Dataset excerpts:
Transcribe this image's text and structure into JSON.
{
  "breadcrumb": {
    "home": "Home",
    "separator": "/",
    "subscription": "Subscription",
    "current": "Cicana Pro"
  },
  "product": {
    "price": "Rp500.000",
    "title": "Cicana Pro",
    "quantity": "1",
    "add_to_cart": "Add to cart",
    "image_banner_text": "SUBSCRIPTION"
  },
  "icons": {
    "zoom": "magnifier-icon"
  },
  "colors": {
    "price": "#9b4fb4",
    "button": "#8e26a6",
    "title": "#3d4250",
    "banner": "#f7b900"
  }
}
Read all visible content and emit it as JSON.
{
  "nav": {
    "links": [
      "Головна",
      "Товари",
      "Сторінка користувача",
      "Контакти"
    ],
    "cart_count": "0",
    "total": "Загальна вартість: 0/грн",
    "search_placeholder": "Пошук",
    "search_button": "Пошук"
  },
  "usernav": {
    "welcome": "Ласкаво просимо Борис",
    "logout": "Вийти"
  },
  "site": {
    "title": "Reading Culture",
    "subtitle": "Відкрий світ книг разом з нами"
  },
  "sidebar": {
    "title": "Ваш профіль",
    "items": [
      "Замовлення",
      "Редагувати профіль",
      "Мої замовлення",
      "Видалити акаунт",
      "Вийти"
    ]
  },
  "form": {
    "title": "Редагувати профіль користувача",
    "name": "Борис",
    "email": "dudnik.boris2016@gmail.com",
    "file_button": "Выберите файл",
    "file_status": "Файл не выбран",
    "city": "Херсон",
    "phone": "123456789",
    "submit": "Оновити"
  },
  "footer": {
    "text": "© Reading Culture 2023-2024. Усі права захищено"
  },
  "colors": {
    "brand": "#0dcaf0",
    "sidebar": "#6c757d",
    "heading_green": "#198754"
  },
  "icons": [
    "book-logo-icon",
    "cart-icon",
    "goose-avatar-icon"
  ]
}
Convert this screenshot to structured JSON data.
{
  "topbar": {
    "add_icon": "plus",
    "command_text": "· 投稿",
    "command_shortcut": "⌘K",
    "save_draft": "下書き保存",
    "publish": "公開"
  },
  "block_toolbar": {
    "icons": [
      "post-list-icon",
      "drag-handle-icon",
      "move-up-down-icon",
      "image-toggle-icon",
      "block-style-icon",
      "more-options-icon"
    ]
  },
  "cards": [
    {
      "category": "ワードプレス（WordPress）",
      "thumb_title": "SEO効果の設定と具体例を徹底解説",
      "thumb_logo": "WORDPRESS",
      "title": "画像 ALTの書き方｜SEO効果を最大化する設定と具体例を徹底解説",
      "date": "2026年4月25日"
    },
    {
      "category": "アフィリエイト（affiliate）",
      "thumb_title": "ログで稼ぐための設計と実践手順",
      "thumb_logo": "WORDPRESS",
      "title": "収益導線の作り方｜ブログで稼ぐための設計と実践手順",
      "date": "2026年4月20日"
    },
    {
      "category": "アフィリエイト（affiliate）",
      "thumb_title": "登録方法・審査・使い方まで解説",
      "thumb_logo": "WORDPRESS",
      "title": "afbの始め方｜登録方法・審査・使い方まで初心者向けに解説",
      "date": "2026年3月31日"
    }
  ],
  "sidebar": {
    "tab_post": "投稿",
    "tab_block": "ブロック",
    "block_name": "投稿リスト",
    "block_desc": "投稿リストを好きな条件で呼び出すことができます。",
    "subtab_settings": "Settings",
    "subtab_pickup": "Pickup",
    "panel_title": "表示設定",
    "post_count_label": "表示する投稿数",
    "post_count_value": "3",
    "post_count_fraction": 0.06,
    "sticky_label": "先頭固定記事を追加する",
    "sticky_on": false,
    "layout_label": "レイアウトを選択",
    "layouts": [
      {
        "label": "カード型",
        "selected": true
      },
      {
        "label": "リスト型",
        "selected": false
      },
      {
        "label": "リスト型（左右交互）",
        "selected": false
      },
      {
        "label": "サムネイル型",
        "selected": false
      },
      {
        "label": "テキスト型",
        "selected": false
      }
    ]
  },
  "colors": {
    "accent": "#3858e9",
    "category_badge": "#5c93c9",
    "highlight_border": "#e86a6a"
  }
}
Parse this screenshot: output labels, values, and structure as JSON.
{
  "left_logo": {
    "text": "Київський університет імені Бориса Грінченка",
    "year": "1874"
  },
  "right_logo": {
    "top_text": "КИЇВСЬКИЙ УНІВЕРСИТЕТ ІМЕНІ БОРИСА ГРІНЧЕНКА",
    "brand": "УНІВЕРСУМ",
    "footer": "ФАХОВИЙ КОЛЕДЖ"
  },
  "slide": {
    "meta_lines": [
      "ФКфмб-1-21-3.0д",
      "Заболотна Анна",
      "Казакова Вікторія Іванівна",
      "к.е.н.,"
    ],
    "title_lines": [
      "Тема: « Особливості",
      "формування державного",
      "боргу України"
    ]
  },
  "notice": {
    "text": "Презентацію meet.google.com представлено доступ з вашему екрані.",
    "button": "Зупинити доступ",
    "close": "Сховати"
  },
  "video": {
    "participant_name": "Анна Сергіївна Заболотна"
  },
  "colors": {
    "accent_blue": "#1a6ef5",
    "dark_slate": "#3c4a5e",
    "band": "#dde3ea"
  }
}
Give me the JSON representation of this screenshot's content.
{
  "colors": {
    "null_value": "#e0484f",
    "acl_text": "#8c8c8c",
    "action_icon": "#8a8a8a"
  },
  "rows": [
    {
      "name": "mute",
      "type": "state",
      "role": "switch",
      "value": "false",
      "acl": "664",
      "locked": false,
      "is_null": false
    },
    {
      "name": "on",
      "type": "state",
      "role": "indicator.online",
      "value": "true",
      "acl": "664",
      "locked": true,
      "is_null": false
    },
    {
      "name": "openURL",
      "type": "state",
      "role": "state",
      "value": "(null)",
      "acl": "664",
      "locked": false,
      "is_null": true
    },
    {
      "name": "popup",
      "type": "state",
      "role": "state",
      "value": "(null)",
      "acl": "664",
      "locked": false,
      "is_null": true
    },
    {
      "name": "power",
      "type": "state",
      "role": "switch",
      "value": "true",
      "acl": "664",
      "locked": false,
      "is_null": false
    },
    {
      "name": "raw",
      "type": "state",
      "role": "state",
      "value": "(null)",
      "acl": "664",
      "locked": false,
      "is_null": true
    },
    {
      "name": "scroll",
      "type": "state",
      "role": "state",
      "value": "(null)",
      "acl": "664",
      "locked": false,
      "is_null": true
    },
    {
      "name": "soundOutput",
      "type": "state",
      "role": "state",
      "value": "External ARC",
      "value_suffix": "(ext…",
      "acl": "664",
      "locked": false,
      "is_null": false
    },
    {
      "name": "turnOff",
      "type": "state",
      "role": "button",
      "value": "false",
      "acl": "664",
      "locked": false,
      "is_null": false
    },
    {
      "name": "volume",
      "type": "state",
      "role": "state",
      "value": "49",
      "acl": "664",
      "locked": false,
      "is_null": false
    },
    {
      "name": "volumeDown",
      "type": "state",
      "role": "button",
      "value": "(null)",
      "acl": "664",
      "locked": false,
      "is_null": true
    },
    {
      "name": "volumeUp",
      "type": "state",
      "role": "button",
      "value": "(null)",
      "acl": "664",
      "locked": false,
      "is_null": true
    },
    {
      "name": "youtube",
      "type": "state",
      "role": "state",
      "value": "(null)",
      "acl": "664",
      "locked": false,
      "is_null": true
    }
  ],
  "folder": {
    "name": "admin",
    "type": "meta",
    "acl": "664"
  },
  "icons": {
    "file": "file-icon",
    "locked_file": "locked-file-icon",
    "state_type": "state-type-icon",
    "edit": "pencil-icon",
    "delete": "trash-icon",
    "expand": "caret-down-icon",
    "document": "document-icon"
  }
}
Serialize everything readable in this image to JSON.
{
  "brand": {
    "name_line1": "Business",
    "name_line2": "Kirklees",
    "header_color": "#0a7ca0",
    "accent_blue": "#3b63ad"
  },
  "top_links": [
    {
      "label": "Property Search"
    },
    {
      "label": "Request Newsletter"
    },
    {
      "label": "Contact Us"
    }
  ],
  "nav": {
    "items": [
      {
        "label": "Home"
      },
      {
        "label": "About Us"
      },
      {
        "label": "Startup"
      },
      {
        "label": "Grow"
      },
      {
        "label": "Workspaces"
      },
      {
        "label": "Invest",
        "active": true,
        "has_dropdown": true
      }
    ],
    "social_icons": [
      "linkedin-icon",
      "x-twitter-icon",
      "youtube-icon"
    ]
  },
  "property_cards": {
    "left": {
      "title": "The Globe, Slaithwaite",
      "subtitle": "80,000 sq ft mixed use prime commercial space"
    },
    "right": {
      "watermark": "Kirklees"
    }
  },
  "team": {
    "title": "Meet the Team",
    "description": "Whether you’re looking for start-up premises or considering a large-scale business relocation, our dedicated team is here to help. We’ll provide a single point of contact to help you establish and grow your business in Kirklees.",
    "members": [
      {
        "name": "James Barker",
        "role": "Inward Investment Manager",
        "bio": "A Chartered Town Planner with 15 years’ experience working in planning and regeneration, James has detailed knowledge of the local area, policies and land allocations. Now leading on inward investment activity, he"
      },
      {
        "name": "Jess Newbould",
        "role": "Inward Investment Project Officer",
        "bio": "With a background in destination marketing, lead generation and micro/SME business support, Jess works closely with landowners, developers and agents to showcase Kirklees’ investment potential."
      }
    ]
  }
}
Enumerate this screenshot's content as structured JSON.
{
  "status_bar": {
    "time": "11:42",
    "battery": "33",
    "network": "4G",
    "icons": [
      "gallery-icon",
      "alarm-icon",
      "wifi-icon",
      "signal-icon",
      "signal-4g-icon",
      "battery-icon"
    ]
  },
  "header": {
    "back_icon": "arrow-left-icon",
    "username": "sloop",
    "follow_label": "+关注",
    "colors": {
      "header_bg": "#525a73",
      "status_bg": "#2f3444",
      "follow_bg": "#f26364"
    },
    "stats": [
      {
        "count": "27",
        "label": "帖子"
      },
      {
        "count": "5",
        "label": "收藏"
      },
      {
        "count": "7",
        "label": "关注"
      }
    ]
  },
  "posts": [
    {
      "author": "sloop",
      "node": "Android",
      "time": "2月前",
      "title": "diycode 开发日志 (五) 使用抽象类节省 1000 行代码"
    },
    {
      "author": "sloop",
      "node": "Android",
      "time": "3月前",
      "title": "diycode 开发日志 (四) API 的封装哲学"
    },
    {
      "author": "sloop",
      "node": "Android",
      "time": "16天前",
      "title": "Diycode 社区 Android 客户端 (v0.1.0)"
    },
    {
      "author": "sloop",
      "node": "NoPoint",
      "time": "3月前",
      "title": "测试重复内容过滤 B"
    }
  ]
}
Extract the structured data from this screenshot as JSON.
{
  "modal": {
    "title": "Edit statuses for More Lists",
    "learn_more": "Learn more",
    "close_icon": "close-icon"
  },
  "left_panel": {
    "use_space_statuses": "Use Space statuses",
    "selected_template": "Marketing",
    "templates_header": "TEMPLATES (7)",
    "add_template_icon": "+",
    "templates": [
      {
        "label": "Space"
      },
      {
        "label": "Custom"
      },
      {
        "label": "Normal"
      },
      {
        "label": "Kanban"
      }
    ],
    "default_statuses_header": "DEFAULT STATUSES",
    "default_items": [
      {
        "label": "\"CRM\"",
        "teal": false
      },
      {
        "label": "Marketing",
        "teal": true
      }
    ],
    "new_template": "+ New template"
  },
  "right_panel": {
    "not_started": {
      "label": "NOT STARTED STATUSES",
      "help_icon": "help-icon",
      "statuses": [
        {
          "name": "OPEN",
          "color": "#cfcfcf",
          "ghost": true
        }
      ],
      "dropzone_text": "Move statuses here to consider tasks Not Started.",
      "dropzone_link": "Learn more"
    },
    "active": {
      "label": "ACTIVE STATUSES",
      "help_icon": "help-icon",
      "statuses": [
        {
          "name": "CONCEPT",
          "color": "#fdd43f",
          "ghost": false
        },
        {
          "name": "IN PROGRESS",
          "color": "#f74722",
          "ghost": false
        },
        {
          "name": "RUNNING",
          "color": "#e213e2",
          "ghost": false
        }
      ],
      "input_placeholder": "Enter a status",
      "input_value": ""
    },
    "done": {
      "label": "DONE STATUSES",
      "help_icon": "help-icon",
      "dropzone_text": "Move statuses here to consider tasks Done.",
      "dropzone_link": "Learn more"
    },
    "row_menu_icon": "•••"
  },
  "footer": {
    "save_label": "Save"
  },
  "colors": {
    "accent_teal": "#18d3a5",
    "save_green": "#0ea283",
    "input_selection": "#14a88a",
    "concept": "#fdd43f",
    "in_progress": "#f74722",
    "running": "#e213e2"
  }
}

Aim of the task:
Output a single number: how many lines contain the word "Пошук".

The reply:
2